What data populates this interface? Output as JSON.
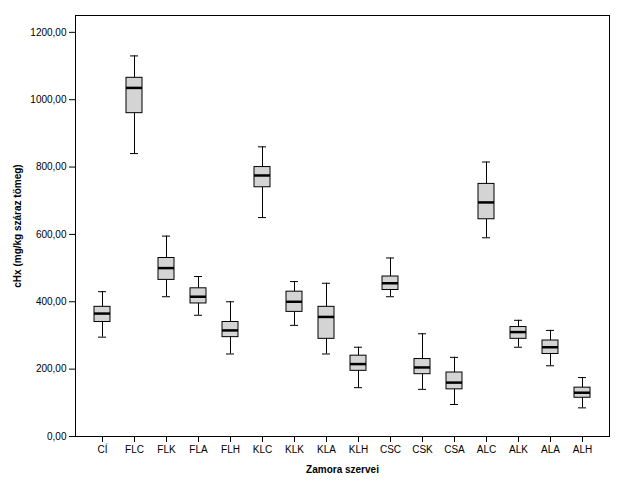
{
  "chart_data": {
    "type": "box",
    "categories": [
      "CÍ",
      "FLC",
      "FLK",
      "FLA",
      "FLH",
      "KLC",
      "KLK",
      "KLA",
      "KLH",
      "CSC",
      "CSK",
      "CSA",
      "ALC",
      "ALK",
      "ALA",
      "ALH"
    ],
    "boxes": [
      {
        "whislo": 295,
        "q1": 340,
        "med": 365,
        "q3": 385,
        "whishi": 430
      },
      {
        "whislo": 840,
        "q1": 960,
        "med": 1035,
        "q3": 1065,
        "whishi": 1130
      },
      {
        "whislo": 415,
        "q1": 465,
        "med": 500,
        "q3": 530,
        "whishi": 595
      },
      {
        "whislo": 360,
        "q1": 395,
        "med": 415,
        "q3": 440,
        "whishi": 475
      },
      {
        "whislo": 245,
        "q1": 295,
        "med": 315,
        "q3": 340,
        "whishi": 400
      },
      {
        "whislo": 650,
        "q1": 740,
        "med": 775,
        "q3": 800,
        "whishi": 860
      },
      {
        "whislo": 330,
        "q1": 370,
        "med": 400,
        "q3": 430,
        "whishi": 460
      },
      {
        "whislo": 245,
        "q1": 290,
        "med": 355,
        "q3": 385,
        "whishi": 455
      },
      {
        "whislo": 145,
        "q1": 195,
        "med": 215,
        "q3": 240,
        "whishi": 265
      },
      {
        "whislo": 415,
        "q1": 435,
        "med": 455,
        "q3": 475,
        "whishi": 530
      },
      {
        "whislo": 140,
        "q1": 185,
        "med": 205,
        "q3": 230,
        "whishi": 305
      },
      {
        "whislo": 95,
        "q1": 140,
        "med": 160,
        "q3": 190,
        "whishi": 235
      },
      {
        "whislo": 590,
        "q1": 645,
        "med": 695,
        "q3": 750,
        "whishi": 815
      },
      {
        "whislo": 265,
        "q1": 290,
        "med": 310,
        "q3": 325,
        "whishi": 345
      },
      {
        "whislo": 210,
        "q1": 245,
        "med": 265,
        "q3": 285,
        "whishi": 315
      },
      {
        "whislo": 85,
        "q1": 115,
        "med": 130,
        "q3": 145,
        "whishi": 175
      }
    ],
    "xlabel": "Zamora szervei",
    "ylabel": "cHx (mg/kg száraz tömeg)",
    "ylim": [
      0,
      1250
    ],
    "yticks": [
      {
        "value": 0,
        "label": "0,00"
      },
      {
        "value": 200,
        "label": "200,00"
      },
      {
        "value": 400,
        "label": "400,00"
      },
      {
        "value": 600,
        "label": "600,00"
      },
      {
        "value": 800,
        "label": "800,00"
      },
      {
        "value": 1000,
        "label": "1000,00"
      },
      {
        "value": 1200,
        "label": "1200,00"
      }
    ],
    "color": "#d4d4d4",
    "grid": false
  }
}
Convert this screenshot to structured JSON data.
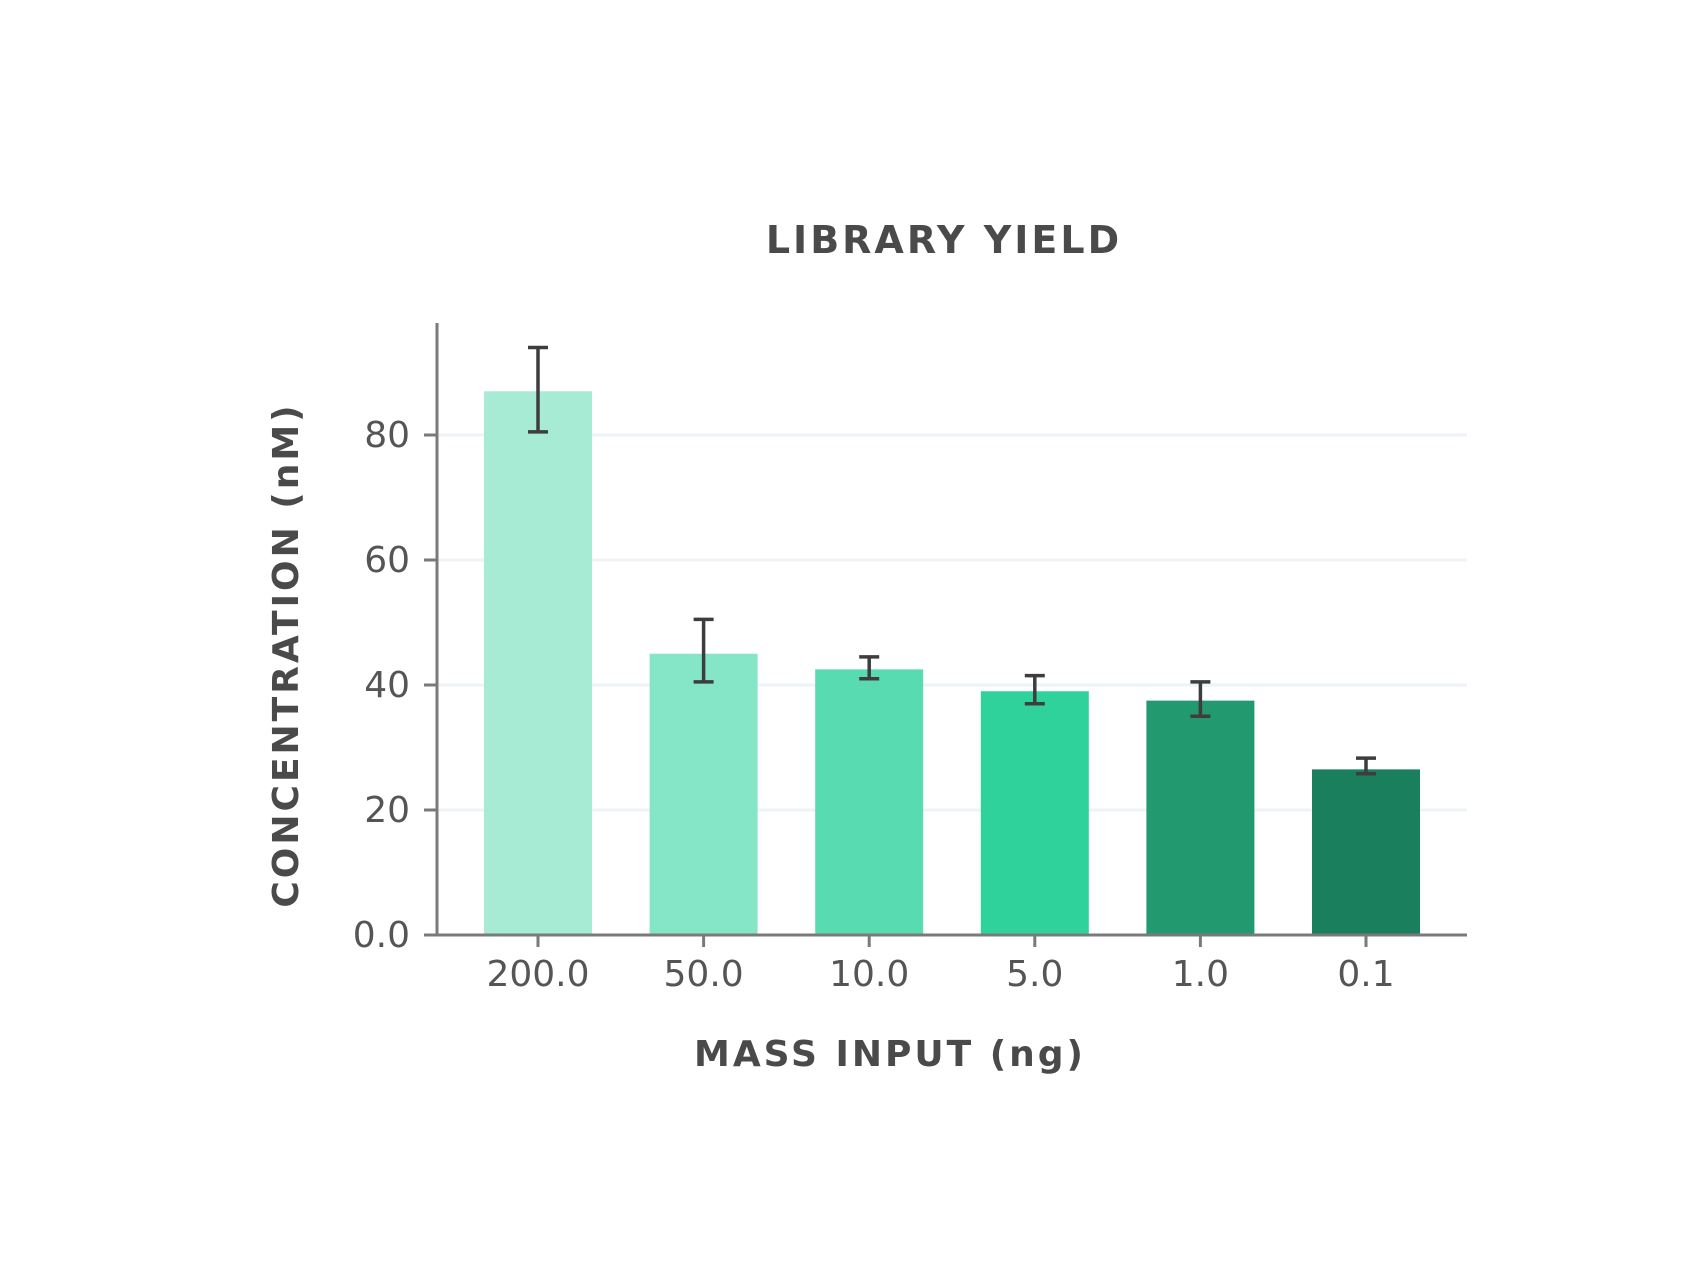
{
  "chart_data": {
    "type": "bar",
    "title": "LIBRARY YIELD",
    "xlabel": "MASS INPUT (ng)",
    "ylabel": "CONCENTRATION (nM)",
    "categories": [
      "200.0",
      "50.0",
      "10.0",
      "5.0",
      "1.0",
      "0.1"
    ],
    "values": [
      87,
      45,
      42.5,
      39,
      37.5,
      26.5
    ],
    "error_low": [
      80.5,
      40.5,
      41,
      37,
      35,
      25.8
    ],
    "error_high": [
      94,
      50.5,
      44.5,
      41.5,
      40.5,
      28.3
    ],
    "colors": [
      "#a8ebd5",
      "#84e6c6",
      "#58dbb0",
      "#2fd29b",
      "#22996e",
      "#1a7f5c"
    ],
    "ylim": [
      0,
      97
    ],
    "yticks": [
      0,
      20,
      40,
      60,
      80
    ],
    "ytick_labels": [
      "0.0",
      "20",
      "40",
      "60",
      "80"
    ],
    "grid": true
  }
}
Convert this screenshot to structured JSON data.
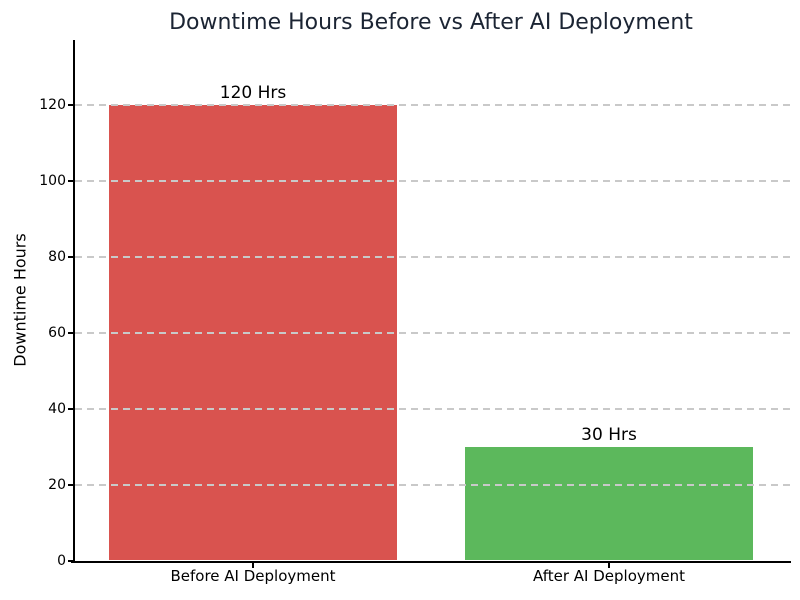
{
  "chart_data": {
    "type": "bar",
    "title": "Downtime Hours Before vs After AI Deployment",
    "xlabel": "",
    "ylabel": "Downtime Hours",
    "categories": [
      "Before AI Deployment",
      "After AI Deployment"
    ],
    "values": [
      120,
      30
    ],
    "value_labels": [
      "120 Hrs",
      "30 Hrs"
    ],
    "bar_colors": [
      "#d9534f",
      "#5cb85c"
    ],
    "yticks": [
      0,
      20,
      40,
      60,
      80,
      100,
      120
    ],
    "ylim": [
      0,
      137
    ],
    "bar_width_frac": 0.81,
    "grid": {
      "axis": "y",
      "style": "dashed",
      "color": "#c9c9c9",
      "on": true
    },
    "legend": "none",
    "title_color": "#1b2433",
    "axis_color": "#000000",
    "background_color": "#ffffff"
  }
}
...
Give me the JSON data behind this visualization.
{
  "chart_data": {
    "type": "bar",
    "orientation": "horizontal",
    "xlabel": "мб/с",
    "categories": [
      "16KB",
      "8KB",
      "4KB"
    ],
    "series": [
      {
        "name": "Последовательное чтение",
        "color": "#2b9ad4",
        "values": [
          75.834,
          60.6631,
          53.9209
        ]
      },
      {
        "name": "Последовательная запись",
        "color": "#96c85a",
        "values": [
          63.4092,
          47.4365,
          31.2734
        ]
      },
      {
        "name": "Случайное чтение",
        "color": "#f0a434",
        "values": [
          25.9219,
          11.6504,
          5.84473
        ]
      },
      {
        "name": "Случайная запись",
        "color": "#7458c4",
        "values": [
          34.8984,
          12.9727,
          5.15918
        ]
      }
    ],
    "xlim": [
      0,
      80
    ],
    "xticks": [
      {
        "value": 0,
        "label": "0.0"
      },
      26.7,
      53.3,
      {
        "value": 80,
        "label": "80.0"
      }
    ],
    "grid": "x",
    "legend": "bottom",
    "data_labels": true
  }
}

Work to complete
What is the number of lines in the records that contain "Hours"? Give that number only.

Expected answer
2